START THE DATA

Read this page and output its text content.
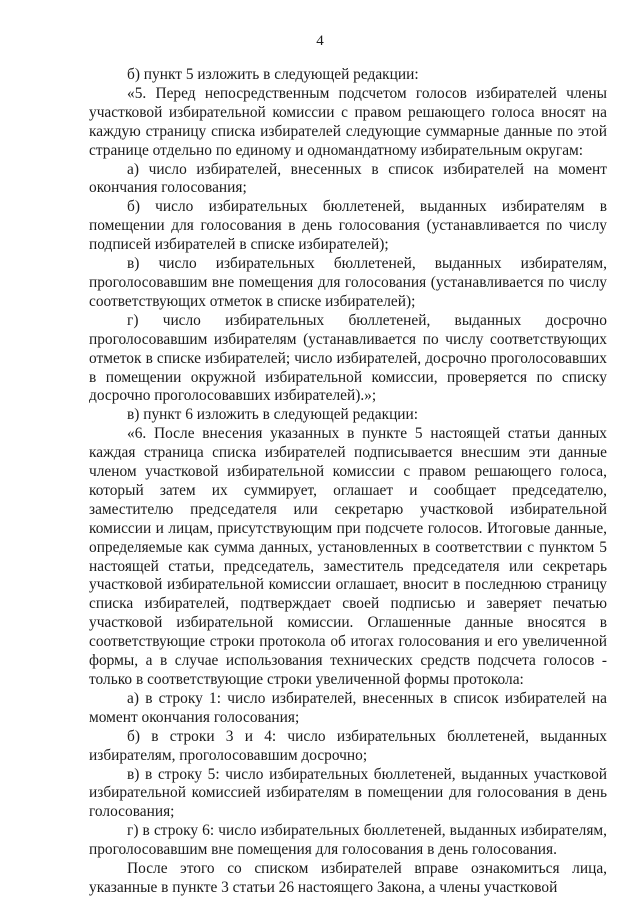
4

б) пункт 5 изложить в следующей редакции:

«5. Перед непосредственным подсчетом голосов избирателей члены участковой избирательной комиссии с правом решающего голоса вносят на каждую страницу списка избирателей следующие суммарные данные по этой странице отдельно по единому и одномандатному избирательным округам:

а) число избирателей, внесенных в список избирателей на момент окончания голосования;

б) число избирательных бюллетеней, выданных избирателям в помещении для голосования в день голосования (устанавливается по числу подписей избирателей в списке избирателей);

в) число избирательных бюллетеней, выданных избирателям, проголосовавшим вне помещения для голосования (устанавливается по числу соответствующих отметок в списке избирателей);

г) число избирательных бюллетеней, выданных досрочно проголосовавшим избирателям (устанавливается по числу соответствующих отметок в списке избирателей; число избирателей, досрочно проголосовавших в помещении окружной избирательной комиссии, проверяется по списку досрочно проголосовавших избирателей).»;

в) пункт 6 изложить в следующей редакции:

«6. После внесения указанных в пункте 5 настоящей статьи данных каждая страница списка избирателей подписывается внесшим эти данные членом участковой избирательной комиссии с правом решающего голоса, который затем их суммирует, оглашает и сообщает председателю, заместителю председателя или секретарю участковой избирательной комиссии и лицам, присутствующим при подсчете голосов. Итоговые данные, определяемые как сумма данных, установленных в соответствии с пунктом 5 настоящей статьи, председатель, заместитель председателя или секретарь участковой избирательной комиссии оглашает, вносит в последнюю страницу списка избирателей, подтверждает своей подписью и заверяет печатью участковой избирательной комиссии. Оглашенные данные вносятся в соответствующие строки протокола об итогах голосования и его увеличенной формы, а в случае использования технических средств подсчета голосов - только в соответствующие строки увеличенной формы протокола:

а) в строку 1: число избирателей, внесенных в список избирателей на момент окончания голосования;

б) в строки 3 и 4: число избирательных бюллетеней, выданных избирателям, проголосовавшим досрочно;

в) в строку 5: число избирательных бюллетеней, выданных участковой избирательной комиссией избирателям в помещении для голосования в день голосования;

г) в строку 6: число избирательных бюллетеней, выданных избирателям, проголосовавшим вне помещения для голосования в день голосования.

После этого со списком избирателей вправе ознакомиться лица, указанные в пункте 3 статьи 26 настоящего Закона, а члены участковой
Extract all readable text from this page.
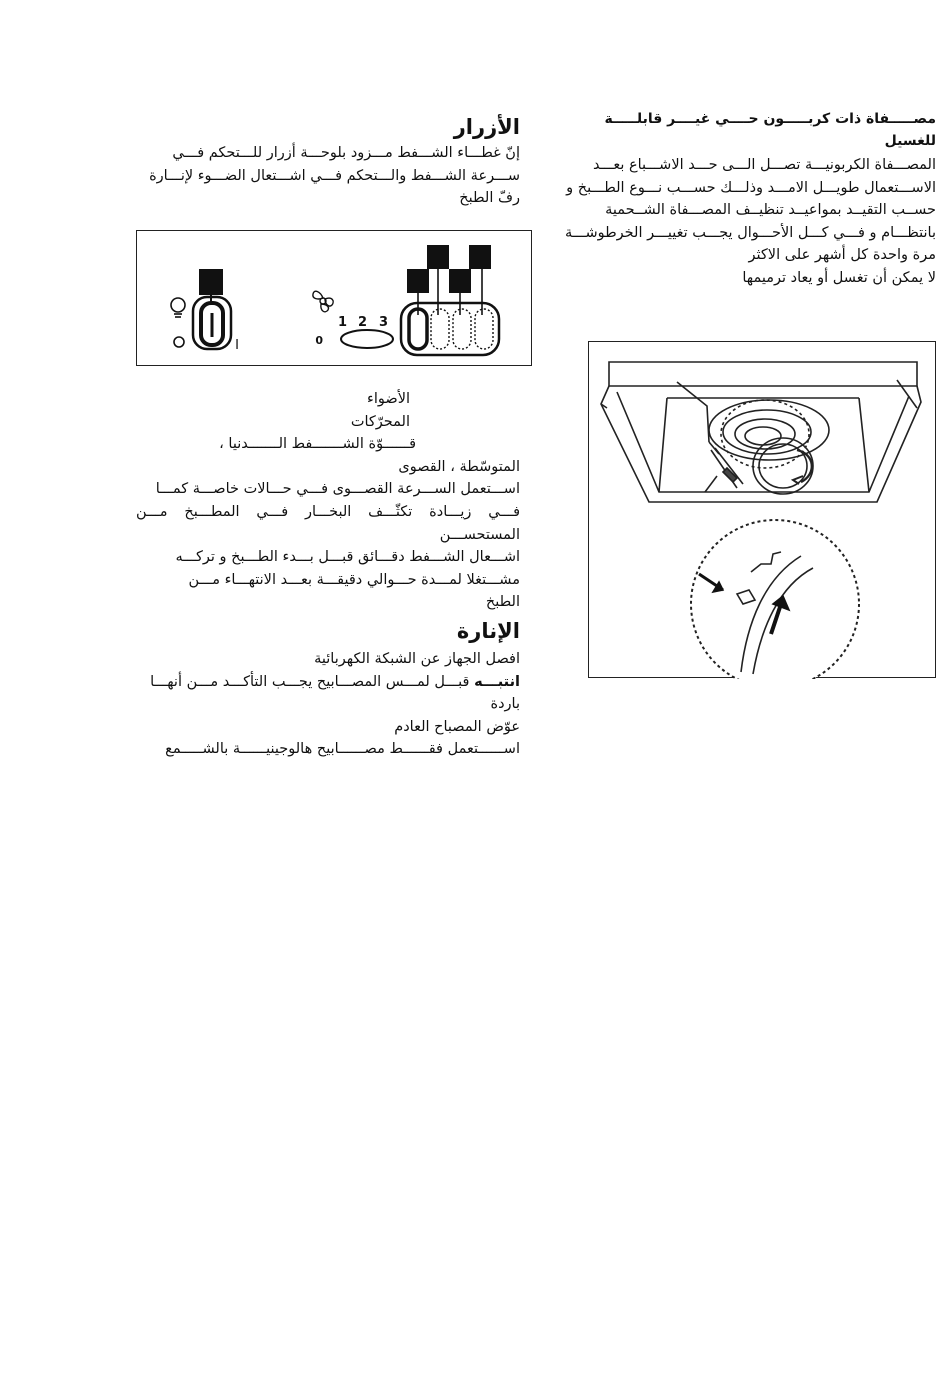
مصـــــفاة ذات كربـــــون حــــي غيــــر قابلـــــة

للغسيل

المصـــفاة الكربونيـــة تصـــل الـــى حـــد الاشـــباع بعـــد

الاســـتعمال طويـــل الامـــد وذلـــك حســـب نـــوع الطـــبخ و

حســب التقيــد بمواعيــد تنظيــف المصـــفاة الشــحمية

بانتظـــام و فـــي كـــل الأحـــوال يجـــب تغييـــر الخرطوشـــة

مرة واحدة كل أشهر على الاكثر

لا يمكن أن تغسل أو يعاد ترميمها

الأزرار

إنّ غطـــاء الشـــفط مـــزود بلوحـــة أزرار للـــتحكم فـــي

ســـرعة الشـــفط والـــتحكم فـــي اشـــتعال الضـــوء لإنـــارة

رفّ الطبخ

I
1 2 3
0

الأضواء

المحرّكات

قــــــوّة الشـــــــفط الـــــــدنيا ،

المتوسّطة ، القصوى

اســـتعمل الســـرعة القصـــوى فـــي حـــالات خاصـــة كمـــا

فـــي زيـــادة تكثّـــف البخـــار فـــي المطـــبخ مـــن المستحســـن

اشـــعال الشـــفط دقـــائق قبـــل بـــدء الطـــبخ و تركـــه

مشـــتغلا لمـــدة حـــوالي دقيقـــة بعـــد الانتهـــاء مـــن

الطبخ

الإنارة

افصل الجهاز عن الشبكة الكهربائية

انتبـــه قبـــل لمـــس المصـــابيح يجـــب التأكـــد مـــن أنهـــا

باردة

عوّض المصباح العادم

اســــــتعمل فقــــــط مصــــــابيح هالوجينيــــــة بالشـــــمع
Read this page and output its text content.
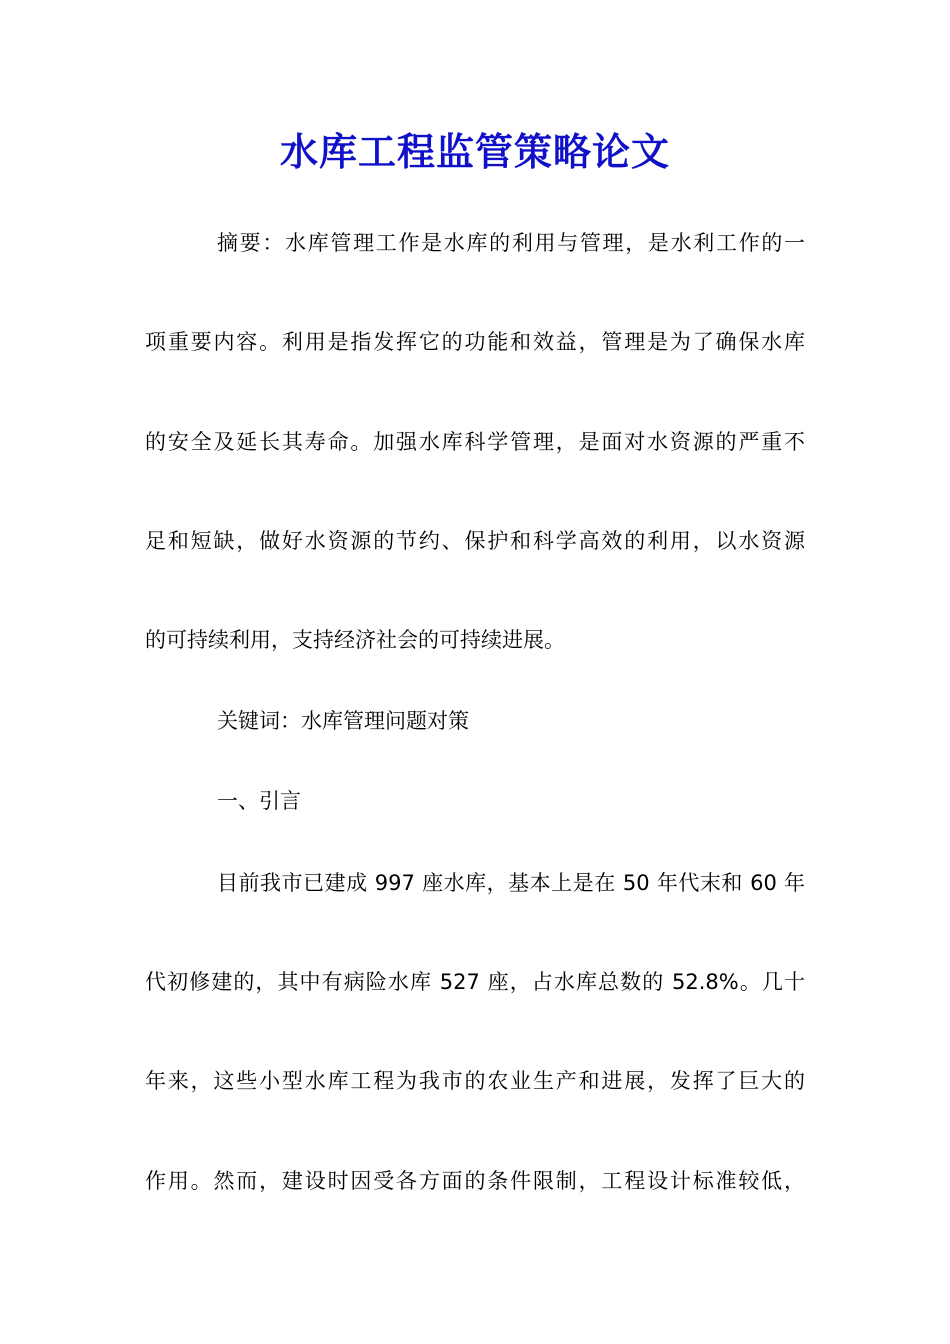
水库工程监管策略论文
摘要：水库管理工作是水库的利用与管理，是水利工作的一
项重要内容。利用是指发挥它的功能和效益，管理是为了确保水库
的安全及延长其寿命。加强水库科学管理，是面对水资源的严重不
足和短缺，做好水资源的节约、保护和科学高效的利用，以水资源
的可持续利用，支持经济社会的可持续进展。
关键词：水库管理问题对策
一、引言
目前我市已建成 997 座水库，基本上是在 50 年代末和 60 年
代初修建的，其中有病险水库 527 座，占水库总数的 52.8%。几十
年来，这些小型水库工程为我市的农业生产和进展，发挥了巨大的
作用。然而，建设时因受各方面的条件限制，工程设计标准较低，
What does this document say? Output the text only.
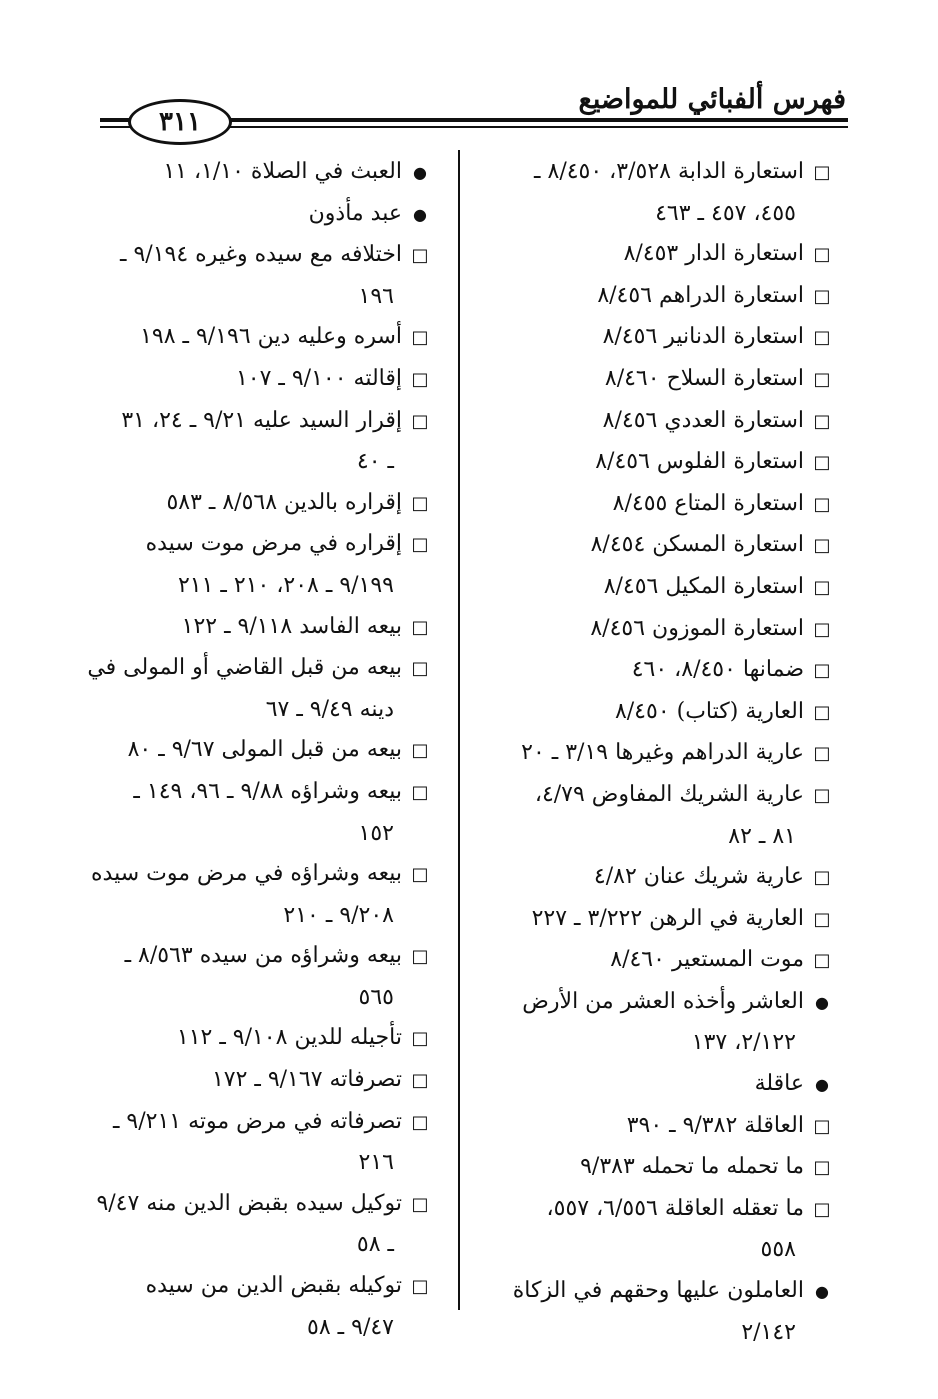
فهرس ألفبائي للمواضيع
٣١١
□استعارة الدابة ٣/٥٢٨، ٨/٤٥٠ ـ
٤٥٥، ٤٥٧ ـ ٤٦٣
□استعارة الدار ٨/٤٥٣
□استعارة الدراهم ٨/٤٥٦
□استعارة الدنانير ٨/٤٥٦
□استعارة السلاح ٨/٤٦٠
□استعارة العددي ٨/٤٥٦
□استعارة الفلوس ٨/٤٥٦
□استعارة المتاع ٨/٤٥٥
□استعارة المسكن ٨/٤٥٤
□استعارة المكيل ٨/٤٥٦
□استعارة الموزون ٨/٤٥٦
□ضمانها ٨/٤٥٠، ٤٦٠
□العارية (كتاب) ٨/٤٥٠
□عارية الدراهم وغيرها ٣/١٩ ـ ٢٠
□عارية الشريك المفاوض ٤/٧٩،
٨١ ـ ٨٢
□عارية شريك عنان ٤/٨٢
□العارية في الرهن ٣/٢٢٢ ـ ٢٢٧
□موت المستعير ٨/٤٦٠
●العاشر وأخذه العشر من الأرض
٢/١٢٢، ١٣٧
●عاقلة
□العاقلة ٩/٣٨٢ ـ ٣٩٠
□ما تحمله ما تحمله ٩/٣٨٣
□ما تعقله العاقلة ٦/٥٥٦، ٥٥٧،
٥٥٨
●العاملون عليها وحقهم في الزكاة
٢/١٤٢
●العبث في الصلاة ١/١٠، ١١
●عبد مأذون
□اختلافه مع سيده وغيره ٩/١٩٤ ـ
١٩٦
□أسره وعليه دين ٩/١٩٦ ـ ١٩٨
□إقالته ٩/١٠٠ ـ ١٠٧
□إقرار السيد عليه ٩/٢١ ـ ٢٤، ٣١
ـ ٤٠
□إقراره بالدين ٨/٥٦٨ ـ ٥٨٣
□إقراره في مرض موت سيده
٩/١٩٩ ـ ٢٠٨، ٢١٠ ـ ٢١١
□بيعه الفاسد ٩/١١٨ ـ ١٢٢
□بيعه من قبل القاضي أو المولى في
دينه ٩/٤٩ ـ ٦٧
□بيعه من قبل المولى ٩/٦٧ ـ ٨٠
□بيعه وشراؤه ٩/٨٨ ـ ٩٦، ١٤٩ ـ
١٥٢
□بيعه وشراؤه في مرض موت سيده
٩/٢٠٨ ـ ٢١٠
□بيعه وشراؤه من سيده ٨/٥٦٣ ـ
٥٦٥
□تأجيله للدين ٩/١٠٨ ـ ١١٢
□تصرفاته ٩/١٦٧ ـ ١٧٢
□تصرفاته في مرض موته ٩/٢١١ ـ
٢١٦
□توكيل سيده بقبض الدين منه ٩/٤٧
ـ ٥٨
□توكيله بقبض الدين من سيده
٩/٤٧ ـ ٥٨
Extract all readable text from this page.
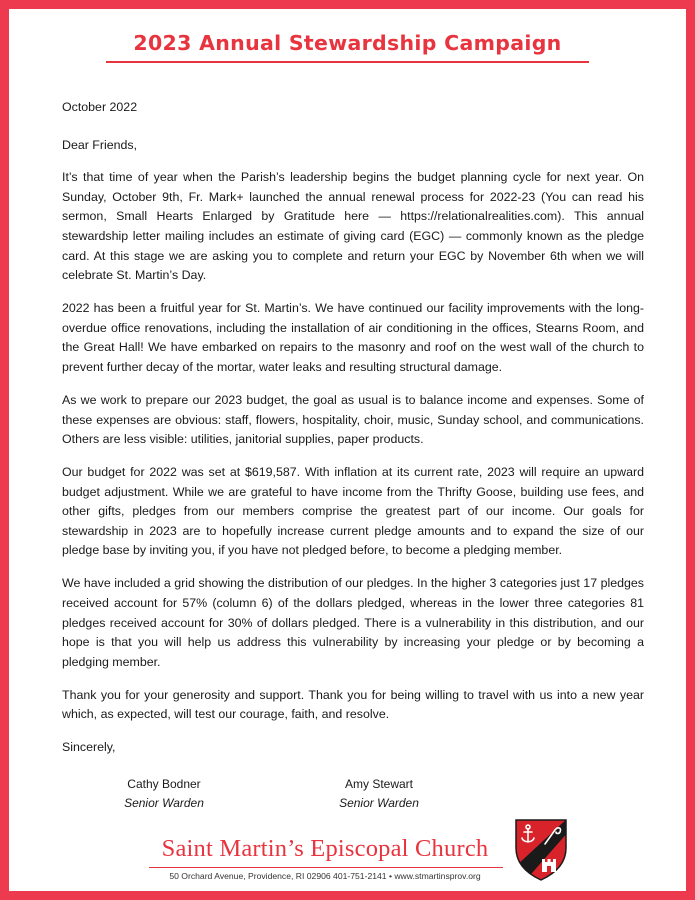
2023 Annual Stewardship Campaign

October 2022

Dear Friends,

It’s that time of year when the Parish’s leadership begins the budget planning cycle for next year. On Sunday, October 9th, Fr. Mark+ launched the annual renewal process for 2022-23 (You can read his sermon, Small Hearts Enlarged by Gratitude here — https://relationalrealities.com). This annual stewardship letter mailing includes an estimate of giving card (EGC) — commonly known as the pledge card. At this stage we are asking you to complete and return your EGC by November 6th when we will celebrate St. Martin’s Day.

2022 has been a fruitful year for St. Martin’s. We have continued our facility improvements with the long-overdue office renovations, including the installation of air conditioning in the offices, Stearns Room, and the Great Hall! We have embarked on repairs to the masonry and roof on the west wall of the church to prevent further decay of the mortar, water leaks and resulting structural damage.

As we work to prepare our 2023 budget, the goal as usual is to balance income and expenses. Some of these expenses are obvious: staff, flowers, hospitality, choir, music, Sunday school, and communications. Others are less visible: utilities, janitorial supplies, paper products.

Our budget for 2022 was set at $619,587. With inflation at its current rate, 2023 will require an upward budget adjustment. While we are grateful to have income from the Thrifty Goose, building use fees, and other gifts, pledges from our members comprise the greatest part of our income. Our goals for stewardship in 2023 are to hopefully increase current pledge amounts and to expand the size of our pledge base by inviting you, if you have not pledged before, to become a pledging member.

We have included a grid showing the distribution of our pledges. In the higher 3 categories just 17 pledges received account for 57% (column 6) of the dollars pledged, whereas in the lower three categories 81 pledges received account for 30% of dollars pledged. There is a vulnerability in this distribution, and our hope is that you will help us address this vulnerability by increasing your pledge or by becoming a pledging member.

Thank you for your generosity and support. Thank you for being willing to travel with us into a new year which, as expected, will test our courage, faith, and resolve.

Sincerely,

Cathy Bodner
Senior Warden
Amy Stewart
Senior Warden
Saint Martin’s Episcopal Church
50 Orchard Avenue, Providence, RI 02906 401-751-2141 • www.stmartinsprov.org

END THE DATA

### WORK TO DO:
Give the count of lines that hold the word "قبـــل", with nothing added.

### SOLUTION BELOW:
2